● Written instruction: Find the lines holding the word "JSON" and collect them.

● Dataset records:

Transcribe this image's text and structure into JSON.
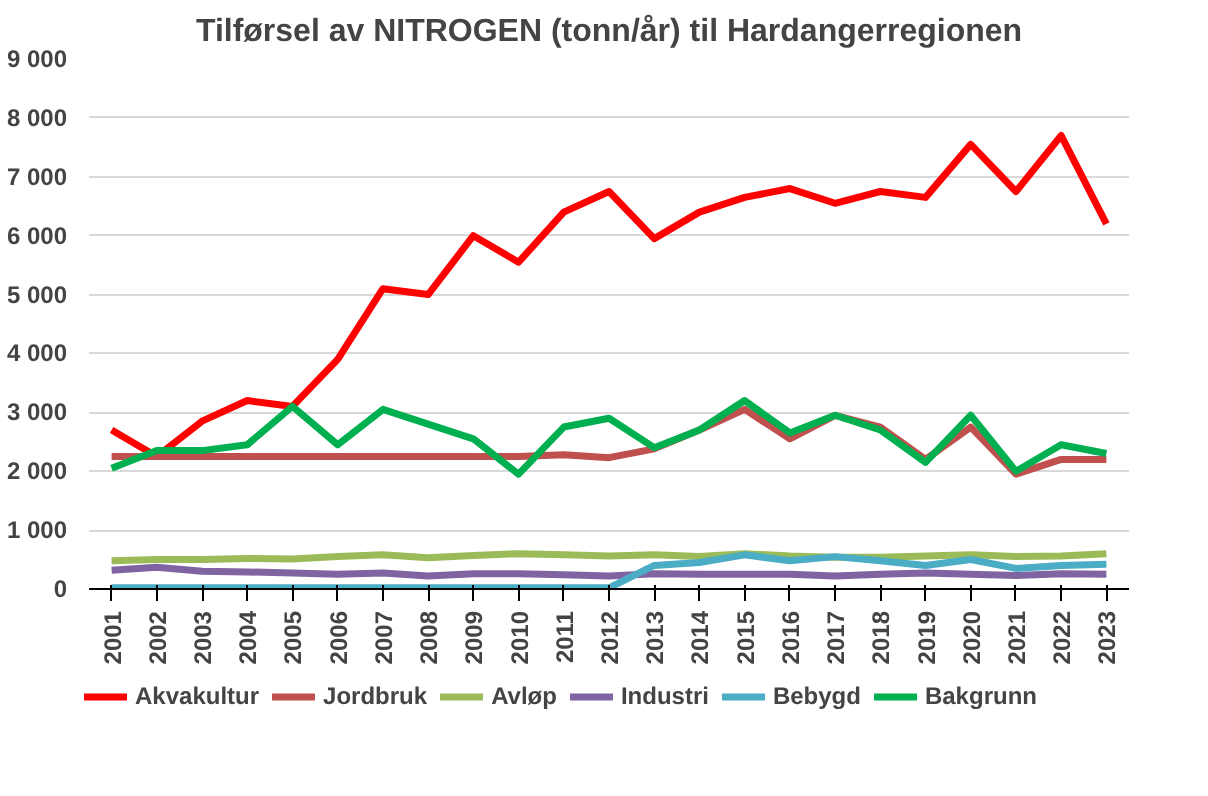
{
  "chart_data": {
    "type": "line",
    "title": "Tilførsel av NITROGEN (tonn/år) til Hardangerregionen",
    "categories": [
      "2001",
      "2002",
      "2003",
      "2004",
      "2005",
      "2006",
      "2007",
      "2008",
      "2009",
      "2010",
      "2011",
      "2012",
      "2013",
      "2014",
      "2015",
      "2016",
      "2017",
      "2018",
      "2019",
      "2020",
      "2021",
      "2022",
      "2023"
    ],
    "series": [
      {
        "name": "Akvakultur",
        "color": "#ff0000",
        "values": [
          2700,
          2250,
          2850,
          3200,
          3100,
          3900,
          5100,
          5000,
          6000,
          5550,
          6400,
          6750,
          5950,
          6400,
          6650,
          6800,
          6550,
          6750,
          6650,
          7550,
          6750,
          7700,
          6200
        ]
      },
      {
        "name": "Jordbruk",
        "color": "#c0504d",
        "values": [
          2250,
          2250,
          2250,
          2250,
          2250,
          2250,
          2250,
          2250,
          2250,
          2250,
          2280,
          2230,
          2380,
          2700,
          3050,
          2550,
          2950,
          2750,
          2200,
          2750,
          1950,
          2200,
          2200
        ]
      },
      {
        "name": "Avløp",
        "color": "#9bbb59",
        "values": [
          480,
          500,
          500,
          520,
          510,
          550,
          580,
          530,
          570,
          600,
          580,
          560,
          580,
          550,
          600,
          560,
          540,
          540,
          560,
          580,
          550,
          560,
          600
        ]
      },
      {
        "name": "Industri",
        "color": "#8064a2",
        "values": [
          320,
          370,
          300,
          290,
          270,
          250,
          270,
          220,
          260,
          260,
          240,
          220,
          260,
          250,
          250,
          250,
          220,
          250,
          270,
          250,
          230,
          260,
          250
        ]
      },
      {
        "name": "Bebygd",
        "color": "#4bacc6",
        "values": [
          20,
          20,
          20,
          20,
          20,
          20,
          20,
          20,
          20,
          20,
          20,
          20,
          400,
          450,
          580,
          480,
          550,
          480,
          400,
          500,
          350,
          400,
          420
        ]
      },
      {
        "name": "Bakgrunn",
        "color": "#00b050",
        "values": [
          2050,
          2350,
          2350,
          2450,
          3100,
          2450,
          3050,
          2800,
          2550,
          1950,
          2750,
          2900,
          2400,
          2700,
          3200,
          2650,
          2950,
          2700,
          2150,
          2950,
          2000,
          2450,
          2300
        ]
      }
    ],
    "ylim": [
      0,
      9000
    ],
    "yticks": [
      {
        "value": 0,
        "label": "0"
      },
      {
        "value": 1000,
        "label": "1 000"
      },
      {
        "value": 2000,
        "label": "2 000"
      },
      {
        "value": 3000,
        "label": "3 000"
      },
      {
        "value": 4000,
        "label": "4 000"
      },
      {
        "value": 5000,
        "label": "5 000"
      },
      {
        "value": 6000,
        "label": "6 000"
      },
      {
        "value": 7000,
        "label": "7 000"
      },
      {
        "value": 8000,
        "label": "8 000"
      },
      {
        "value": 9000,
        "label": "9 000"
      }
    ],
    "grid": "y",
    "legend": "bottom",
    "line_style": "solid",
    "marker": "none"
  }
}
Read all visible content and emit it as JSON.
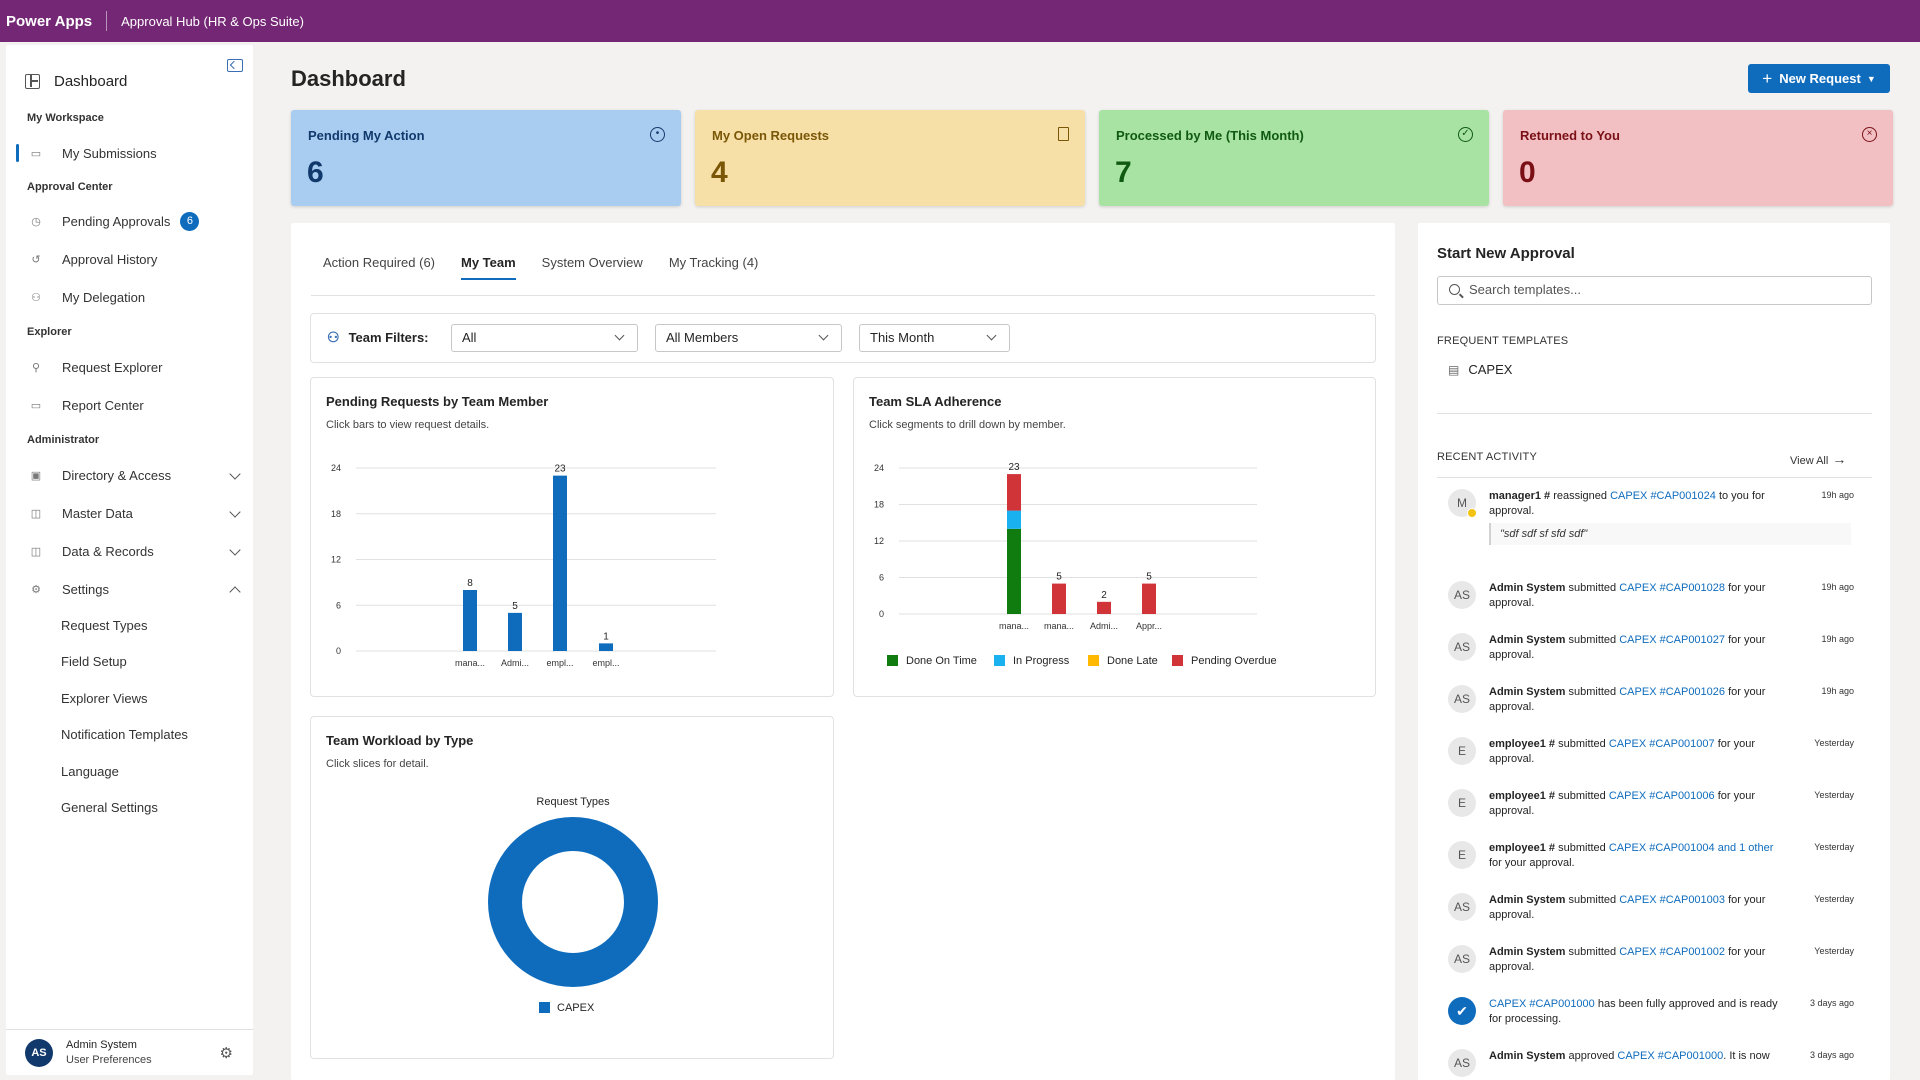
{
  "topbar": {
    "brand": "Power Apps",
    "app_title": "Approval Hub (HR & Ops Suite)"
  },
  "sidebar": {
    "dashboard_label": "Dashboard",
    "sections": {
      "workspace": "My Workspace",
      "approval_center": "Approval Center",
      "explorer": "Explorer",
      "administrator": "Administrator"
    },
    "items": {
      "my_submissions": "My Submissions",
      "pending_approvals": "Pending Approvals",
      "pending_badge": "6",
      "approval_history": "Approval History",
      "my_delegation": "My Delegation",
      "request_explorer": "Request Explorer",
      "report_center": "Report Center",
      "directory_access": "Directory & Access",
      "master_data": "Master Data",
      "data_records": "Data & Records",
      "settings": "Settings"
    },
    "settings_sub": [
      "Request Types",
      "Field Setup",
      "Explorer Views",
      "Notification Templates",
      "Language",
      "General Settings"
    ],
    "user": {
      "initials": "AS",
      "name": "Admin System",
      "link": "User Preferences"
    }
  },
  "page": {
    "title": "Dashboard",
    "new_request": "New Request"
  },
  "kpis": [
    {
      "title": "Pending My Action",
      "value": "6",
      "icon": "clock-icon",
      "bg": "#a9cdf1",
      "fg": "#11396c"
    },
    {
      "title": "My Open Requests",
      "value": "4",
      "icon": "document-icon",
      "bg": "#f7e0a7",
      "fg": "#7a5607"
    },
    {
      "title": "Processed by Me (This Month)",
      "value": "7",
      "icon": "check-circle-icon",
      "bg": "#a8e3a4",
      "fg": "#0f5a10"
    },
    {
      "title": "Returned to You",
      "value": "0",
      "icon": "close-circle-icon",
      "bg": "#f2c0c3",
      "fg": "#7a1016"
    }
  ],
  "tabs": [
    "Action Required (6)",
    "My Team",
    "System Overview",
    "My Tracking (4)"
  ],
  "active_tab": "My Team",
  "filters": {
    "label": "Team Filters:",
    "type": "All",
    "members": "All Members",
    "period": "This Month"
  },
  "chart_data": [
    {
      "type": "bar",
      "title": "Pending Requests by Team Member",
      "subtitle": "Click bars to view request details.",
      "categories": [
        "mana...",
        "Admi...",
        "empl...",
        "empl..."
      ],
      "values": [
        8,
        5,
        23,
        1
      ],
      "ylim": [
        0,
        24
      ],
      "yticks": [
        0,
        6,
        12,
        18,
        24
      ],
      "color": "#0f6cbd"
    },
    {
      "type": "bar",
      "stacked": true,
      "title": "Team SLA Adherence",
      "subtitle": "Click segments to drill down by member.",
      "categories": [
        "mana...",
        "mana...",
        "Admi...",
        "Appr..."
      ],
      "totals": [
        23,
        5,
        2,
        5
      ],
      "ylim": [
        0,
        24
      ],
      "yticks": [
        0,
        6,
        12,
        18,
        24
      ],
      "series": [
        {
          "name": "Done On Time",
          "color": "#107c10",
          "values": [
            14,
            0,
            0,
            0
          ]
        },
        {
          "name": "In Progress",
          "color": "#1ab1f0",
          "values": [
            3,
            0,
            0,
            0
          ]
        },
        {
          "name": "Done Late",
          "color": "#ffb900",
          "values": [
            0,
            0,
            0,
            0
          ]
        },
        {
          "name": "Pending Overdue",
          "color": "#d13438",
          "values": [
            6,
            5,
            2,
            5
          ]
        }
      ],
      "legend": "bottom"
    },
    {
      "type": "pie",
      "title": "Team Workload by Type",
      "subtitle": "Click slices for detail.",
      "chart_title": "Request Types",
      "labels": [
        "CAPEX"
      ],
      "values": [
        1
      ],
      "colors": [
        "#0f6cbd"
      ],
      "legend": "bottom"
    }
  ],
  "right_panel": {
    "title": "Start New Approval",
    "search_placeholder": "Search templates...",
    "frequent_label": "FREQUENT TEMPLATES",
    "template": "CAPEX",
    "recent_label": "RECENT ACTIVITY",
    "view_all": "View All",
    "activities": [
      {
        "initials": "M",
        "actor": "manager1 #",
        "verb": " reassigned ",
        "link": "CAPEX #CAP001024",
        "rest": " to you for approval.",
        "time": "19h ago",
        "quote": "\"sdf sdf sf sfd sdf\""
      },
      {
        "initials": "AS",
        "actor": "Admin System",
        "verb": " submitted ",
        "link": "CAPEX #CAP001028",
        "rest": " for your approval.",
        "time": "19h ago"
      },
      {
        "initials": "AS",
        "actor": "Admin System",
        "verb": " submitted ",
        "link": "CAPEX #CAP001027",
        "rest": " for your approval.",
        "time": "19h ago"
      },
      {
        "initials": "AS",
        "actor": "Admin System",
        "verb": " submitted ",
        "link": "CAPEX #CAP001026",
        "rest": " for your approval.",
        "time": "19h ago"
      },
      {
        "initials": "E",
        "actor": "employee1 #",
        "verb": " submitted ",
        "link": "CAPEX #CAP001007",
        "rest": " for your approval.",
        "time": "Yesterday"
      },
      {
        "initials": "E",
        "actor": "employee1 #",
        "verb": " submitted ",
        "link": "CAPEX #CAP001006",
        "rest": " for your approval.",
        "time": "Yesterday"
      },
      {
        "initials": "E",
        "actor": "employee1 #",
        "verb": " submitted ",
        "link": "CAPEX #CAP001004 and 1 other",
        "rest": " for your approval.",
        "time": "Yesterday"
      },
      {
        "initials": "AS",
        "actor": "Admin System",
        "verb": " submitted ",
        "link": "CAPEX #CAP001003",
        "rest": " for your approval.",
        "time": "Yesterday"
      },
      {
        "initials": "AS",
        "actor": "Admin System",
        "verb": " submitted ",
        "link": "CAPEX #CAP001002",
        "rest": " for your approval.",
        "time": "Yesterday"
      },
      {
        "initials": "",
        "actor": "",
        "verb": "",
        "link": "CAPEX #CAP001000",
        "rest": " has been fully approved and is ready for processing.",
        "time": "3 days ago",
        "icon": "approved-badge-icon"
      },
      {
        "initials": "AS",
        "actor": "Admin System",
        "verb": " approved ",
        "link": "CAPEX #CAP001000",
        "rest": ". It is now",
        "time": "3 days ago"
      }
    ]
  }
}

● Problem solution:
Transcribe this image's text and structure into JSON.
Read all visible content and emit it as JSON.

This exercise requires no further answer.